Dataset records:
===============
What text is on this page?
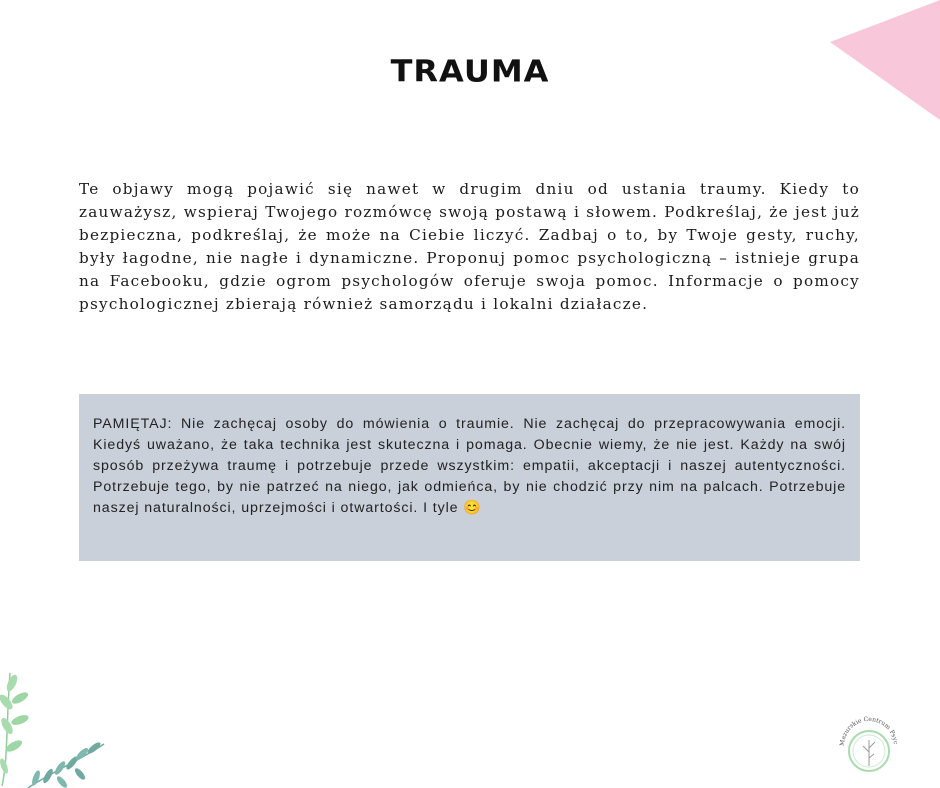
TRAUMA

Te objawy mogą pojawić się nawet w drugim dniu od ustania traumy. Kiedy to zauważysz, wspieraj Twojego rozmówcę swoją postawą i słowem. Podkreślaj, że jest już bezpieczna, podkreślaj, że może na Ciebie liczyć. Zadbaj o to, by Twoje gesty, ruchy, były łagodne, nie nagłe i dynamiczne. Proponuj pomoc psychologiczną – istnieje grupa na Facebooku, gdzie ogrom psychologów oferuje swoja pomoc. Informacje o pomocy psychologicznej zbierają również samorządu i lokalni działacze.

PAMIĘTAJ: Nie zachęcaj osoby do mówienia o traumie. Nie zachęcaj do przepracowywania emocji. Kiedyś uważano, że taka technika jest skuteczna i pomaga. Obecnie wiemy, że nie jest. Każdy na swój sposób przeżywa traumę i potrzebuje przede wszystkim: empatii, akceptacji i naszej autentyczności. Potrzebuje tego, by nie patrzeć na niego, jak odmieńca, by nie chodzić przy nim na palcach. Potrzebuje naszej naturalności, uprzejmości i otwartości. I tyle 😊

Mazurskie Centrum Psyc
===============
### Request:
Your copy of the data above should match it exactly, except that pictures are left out.

### The output:
What text is on this page?
TRAUMA

Te objawy mogą pojawić się nawet w drugim dniu od ustania traumy. Kiedy to zauważysz, wspieraj Twojego rozmówcę swoją postawą i słowem. Podkreślaj, że jest już bezpieczna, podkreślaj, że może na Ciebie liczyć. Zadbaj o to, by Twoje gesty, ruchy, były łagodne, nie nagłe i dynamiczne. Proponuj pomoc psychologiczną – istnieje grupa na Facebooku, gdzie ogrom psychologów oferuje swoja pomoc. Informacje o pomocy psychologicznej zbierają również samorządu i lokalni działacze.

PAMIĘTAJ: Nie zachęcaj osoby do mówienia o traumie. Nie zachęcaj do przepracowywania emocji. Kiedyś uważano, że taka technika jest skuteczna i pomaga. Obecnie wiemy, że nie jest. Każdy na swój sposób przeżywa traumę i potrzebuje przede wszystkim: empatii, akceptacji i naszej autentyczności. Potrzebuje tego, by nie patrzeć na niego, jak odmieńca, by nie chodzić przy nim na palcach. Potrzebuje naszej naturalności, uprzejmości i otwartości. I tyle 😊

Mazurskie Centrum Psyc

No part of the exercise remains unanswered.